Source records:
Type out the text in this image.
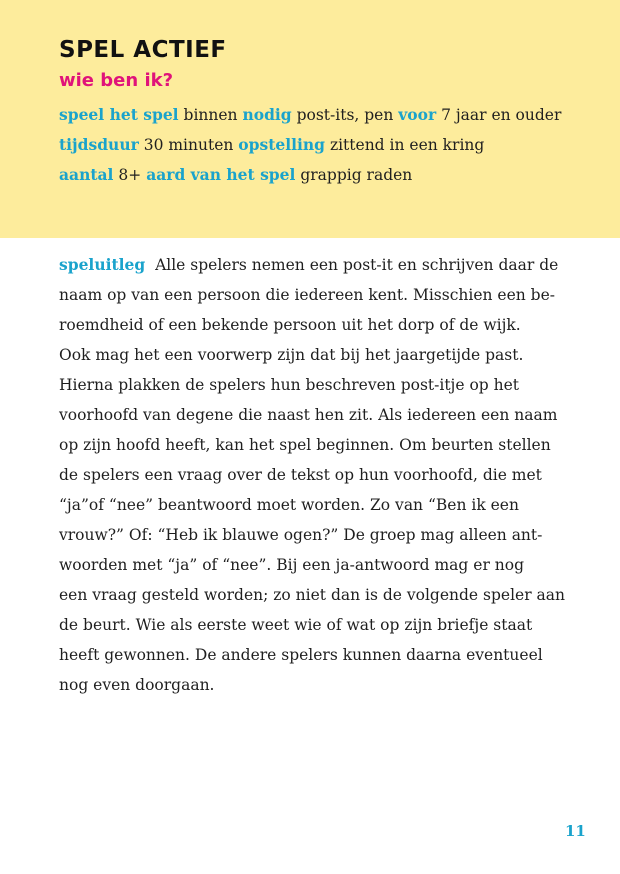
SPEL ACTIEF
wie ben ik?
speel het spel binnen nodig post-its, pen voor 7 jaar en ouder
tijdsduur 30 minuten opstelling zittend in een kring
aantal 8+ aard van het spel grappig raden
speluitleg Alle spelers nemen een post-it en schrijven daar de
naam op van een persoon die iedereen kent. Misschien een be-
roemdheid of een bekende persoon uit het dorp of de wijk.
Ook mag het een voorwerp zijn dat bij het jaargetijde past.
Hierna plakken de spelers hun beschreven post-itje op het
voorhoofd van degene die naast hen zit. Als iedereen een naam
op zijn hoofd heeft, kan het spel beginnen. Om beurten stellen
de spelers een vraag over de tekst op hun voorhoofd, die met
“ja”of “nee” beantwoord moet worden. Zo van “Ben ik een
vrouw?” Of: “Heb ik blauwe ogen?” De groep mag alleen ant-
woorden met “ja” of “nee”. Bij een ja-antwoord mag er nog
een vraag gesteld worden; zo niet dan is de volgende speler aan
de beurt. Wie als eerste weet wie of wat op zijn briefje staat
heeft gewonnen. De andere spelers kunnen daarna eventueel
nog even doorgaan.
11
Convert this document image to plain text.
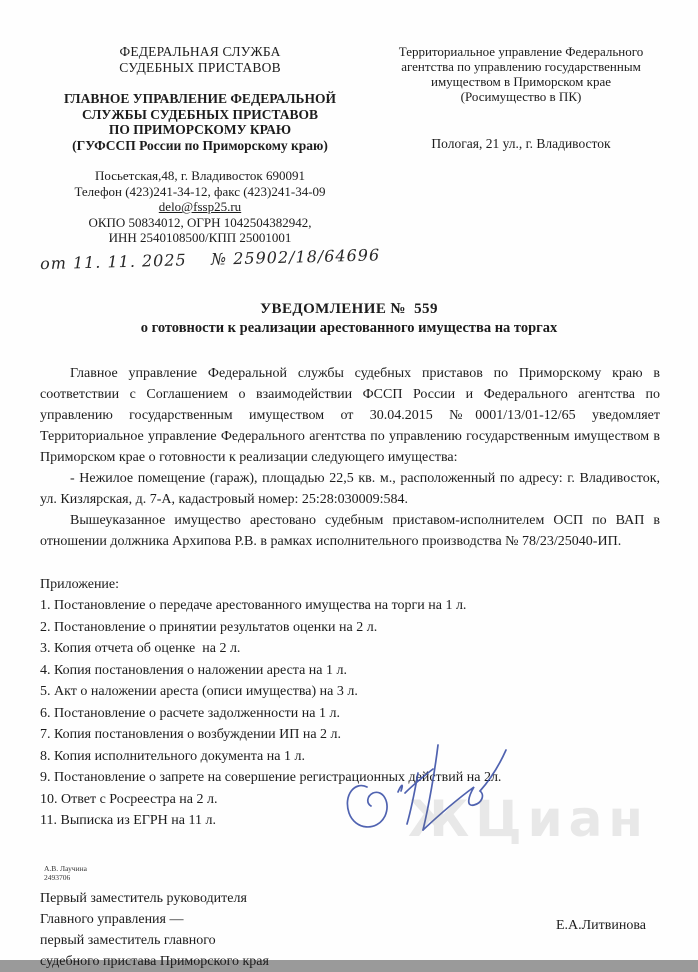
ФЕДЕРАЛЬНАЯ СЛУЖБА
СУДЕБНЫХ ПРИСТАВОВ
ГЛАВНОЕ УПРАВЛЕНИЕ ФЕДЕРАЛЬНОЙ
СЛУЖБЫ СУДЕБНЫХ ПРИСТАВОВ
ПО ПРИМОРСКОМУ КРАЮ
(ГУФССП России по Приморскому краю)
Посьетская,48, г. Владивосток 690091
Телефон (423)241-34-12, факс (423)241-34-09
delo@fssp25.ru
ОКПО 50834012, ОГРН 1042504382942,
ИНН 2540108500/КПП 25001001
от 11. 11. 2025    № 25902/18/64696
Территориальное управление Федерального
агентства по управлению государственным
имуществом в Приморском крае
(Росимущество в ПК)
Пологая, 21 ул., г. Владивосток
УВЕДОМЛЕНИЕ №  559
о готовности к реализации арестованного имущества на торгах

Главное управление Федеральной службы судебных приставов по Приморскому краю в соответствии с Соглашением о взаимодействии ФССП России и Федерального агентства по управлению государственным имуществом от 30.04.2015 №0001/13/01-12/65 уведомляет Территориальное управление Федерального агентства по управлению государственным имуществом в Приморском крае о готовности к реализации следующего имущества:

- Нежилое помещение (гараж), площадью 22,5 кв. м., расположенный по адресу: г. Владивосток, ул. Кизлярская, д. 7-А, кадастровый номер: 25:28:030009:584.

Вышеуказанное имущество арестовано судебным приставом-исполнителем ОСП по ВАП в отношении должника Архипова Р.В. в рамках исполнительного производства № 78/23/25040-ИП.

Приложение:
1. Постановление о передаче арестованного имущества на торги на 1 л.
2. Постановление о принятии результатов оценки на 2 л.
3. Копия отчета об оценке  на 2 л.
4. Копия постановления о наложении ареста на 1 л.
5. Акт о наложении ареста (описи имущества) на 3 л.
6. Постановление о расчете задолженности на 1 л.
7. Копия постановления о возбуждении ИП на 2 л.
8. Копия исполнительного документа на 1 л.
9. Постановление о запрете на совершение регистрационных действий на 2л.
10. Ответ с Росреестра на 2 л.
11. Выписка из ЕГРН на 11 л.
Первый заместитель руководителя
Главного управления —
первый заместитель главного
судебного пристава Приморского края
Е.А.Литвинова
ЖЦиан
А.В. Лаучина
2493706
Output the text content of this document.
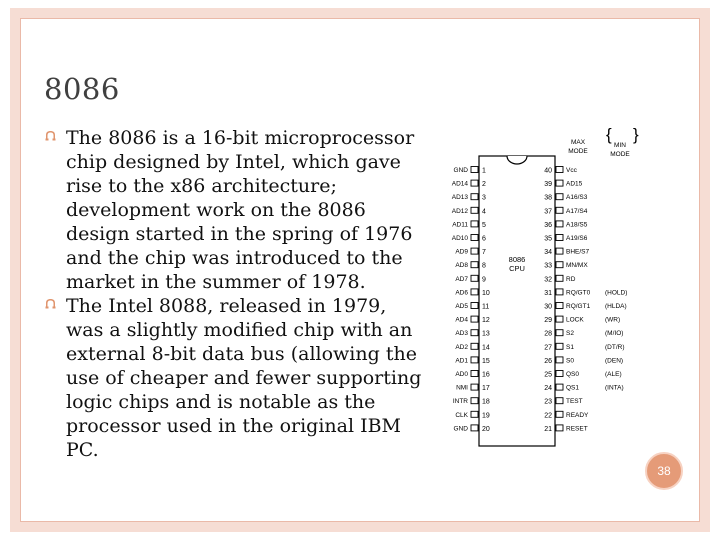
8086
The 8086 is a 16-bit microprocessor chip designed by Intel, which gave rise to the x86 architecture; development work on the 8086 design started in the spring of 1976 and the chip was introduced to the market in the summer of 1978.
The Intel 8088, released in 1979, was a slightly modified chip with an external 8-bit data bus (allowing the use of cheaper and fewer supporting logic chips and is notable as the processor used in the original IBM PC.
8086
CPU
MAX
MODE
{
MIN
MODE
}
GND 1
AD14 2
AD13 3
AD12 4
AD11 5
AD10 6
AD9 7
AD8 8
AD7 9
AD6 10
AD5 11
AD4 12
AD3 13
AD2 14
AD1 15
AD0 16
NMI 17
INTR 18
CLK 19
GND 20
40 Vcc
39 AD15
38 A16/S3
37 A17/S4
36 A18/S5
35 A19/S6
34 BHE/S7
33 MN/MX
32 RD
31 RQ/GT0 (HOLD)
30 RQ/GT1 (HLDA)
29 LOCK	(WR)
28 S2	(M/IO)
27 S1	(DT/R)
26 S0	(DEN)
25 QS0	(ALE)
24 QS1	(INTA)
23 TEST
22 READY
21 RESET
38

PROMPT:
Take the listing above and print it exactly, apart from the pictures.

ANSWER TO THE TASK:
Type out the text in this image.
SPEL ACTIEF
wie ben ik?
speel het spel binnen nodig post-its, pen voor 7 jaar en ouder
tijdsduur 30 minuten opstelling zittend in een kring
aantal 8+ aard van het spel grappig raden
speluitleg Alle spelers nemen een post-it en schrijven daar de
naam op van een persoon die iedereen kent. Misschien een be-
roemdheid of een bekende persoon uit het dorp of de wijk.
Ook mag het een voorwerp zijn dat bij het jaargetijde past.
Hierna plakken de spelers hun beschreven post-itje op het
voorhoofd van degene die naast hen zit. Als iedereen een naam
op zijn hoofd heeft, kan het spel beginnen. Om beurten stellen
de spelers een vraag over de tekst op hun voorhoofd, die met
“ja”of “nee” beantwoord moet worden. Zo van “Ben ik een
vrouw?” Of: “Heb ik blauwe ogen?” De groep mag alleen ant-
woorden met “ja” of “nee”. Bij een ja-antwoord mag er nog
een vraag gesteld worden; zo niet dan is de volgende speler aan
de beurt. Wie als eerste weet wie of wat op zijn briefje staat
heeft gewonnen. De andere spelers kunnen daarna eventueel
nog even doorgaan.
11
Convert this document image to plain text.
ФЕДЕРАЛЬНАЯ СЛУЖБА
СУДЕБНЫХ ПРИСТАВОВ
ГЛАВНОЕ УПРАВЛЕНИЕ ФЕДЕРАЛЬНОЙ
СЛУЖБЫ СУДЕБНЫХ ПРИСТАВОВ
ПО ПРИМОРСКОМУ КРАЮ
(ГУФССП России по Приморскому краю)
Посьетская,48, г. Владивосток 690091
Телефон (423)241-34-12, факс (423)241-34-09
delo@fssp25.ru
ОКПО 50834012, ОГРН 1042504382942,
ИНН 2540108500/КПП 25001001
от 11. 11. 2025    № 25902/18/64696
Территориальное управление Федерального
агентства по управлению государственным
имуществом в Приморском крае
(Росимущество в ПК)
Пологая, 21 ул., г. Владивосток
УВЕДОМЛЕНИЕ №  559
о готовности к реализации арестованного имущества на торгах

Главное управление Федеральной службы судебных приставов по Приморскому краю в соответствии с Соглашением о взаимодействии ФССП России и Федерального агентства по управлению государственным имуществом от 30.04.2015 №0001/13/01-12/65 уведомляет Территориальное управление Федерального агентства по управлению государственным имуществом в Приморском крае о готовности к реализации следующего имущества:

- Нежилое помещение (гараж), площадью 22,5 кв. м., расположенный по адресу: г. Владивосток, ул. Кизлярская, д. 7-А, кадастровый номер: 25:28:030009:584.

Вышеуказанное имущество арестовано судебным приставом-исполнителем ОСП по ВАП в отношении должника Архипова Р.В. в рамках исполнительного производства № 78/23/25040-ИП.

Приложение:
1. Постановление о передаче арестованного имущества на торги на 1 л.
2. Постановление о принятии результатов оценки на 2 л.
3. Копия отчета об оценке  на 2 л.
4. Копия постановления о наложении ареста на 1 л.
5. Акт о наложении ареста (описи имущества) на 3 л.
6. Постановление о расчете задолженности на 1 л.
7. Копия постановления о возбуждении ИП на 2 л.
8. Копия исполнительного документа на 1 л.
9. Постановление о запрете на совершение регистрационных действий на 2л.
10. Ответ с Росреестра на 2 л.
11. Выписка из ЕГРН на 11 л.
Первый заместитель руководителя
Главного управления —
первый заместитель главного
судебного пристава Приморского края
Е.А.Литвинова
ЖЦиан
А.В. Лаучина
2493706
Output the text content of this document.
8086
The 8086 is a 16-bit microprocessor chip designed by Intel, which gave rise to the x86 architecture; development work on the 8086 design started in the spring of 1976 and the chip was introduced to the market in the summer of 1978.
The Intel 8088, released in 1979, was a slightly modified chip with an external 8-bit data bus (allowing the use of cheaper and fewer supporting logic chips and is notable as the processor used in the original IBM PC.
8086
CPU
MAX
MODE
{
MIN
MODE
}
GND 1
AD14 2
AD13 3
AD12 4
AD11 5
AD10 6
AD9 7
AD8 8
AD7 9
AD6 10
AD5 11
AD4 12
AD3 13
AD2 14
AD1 15
AD0 16
NMI 17
INTR 18
CLK 19
GND 20
40 Vcc
39 AD15
38 A16/S3
37 A17/S4
36 A18/S5
35 A19/S6
34 BHE/S7
33 MN/MX
32 RD
31 RQ/GT0 (HOLD)
30 RQ/GT1 (HLDA)
29 LOCK	(WR)
28 S2	(M/IO)
27 S1	(DT/R)
26 S0	(DEN)
25 QS0	(ALE)
24 QS1	(INTA)
23 TEST
22 READY
21 RESET
38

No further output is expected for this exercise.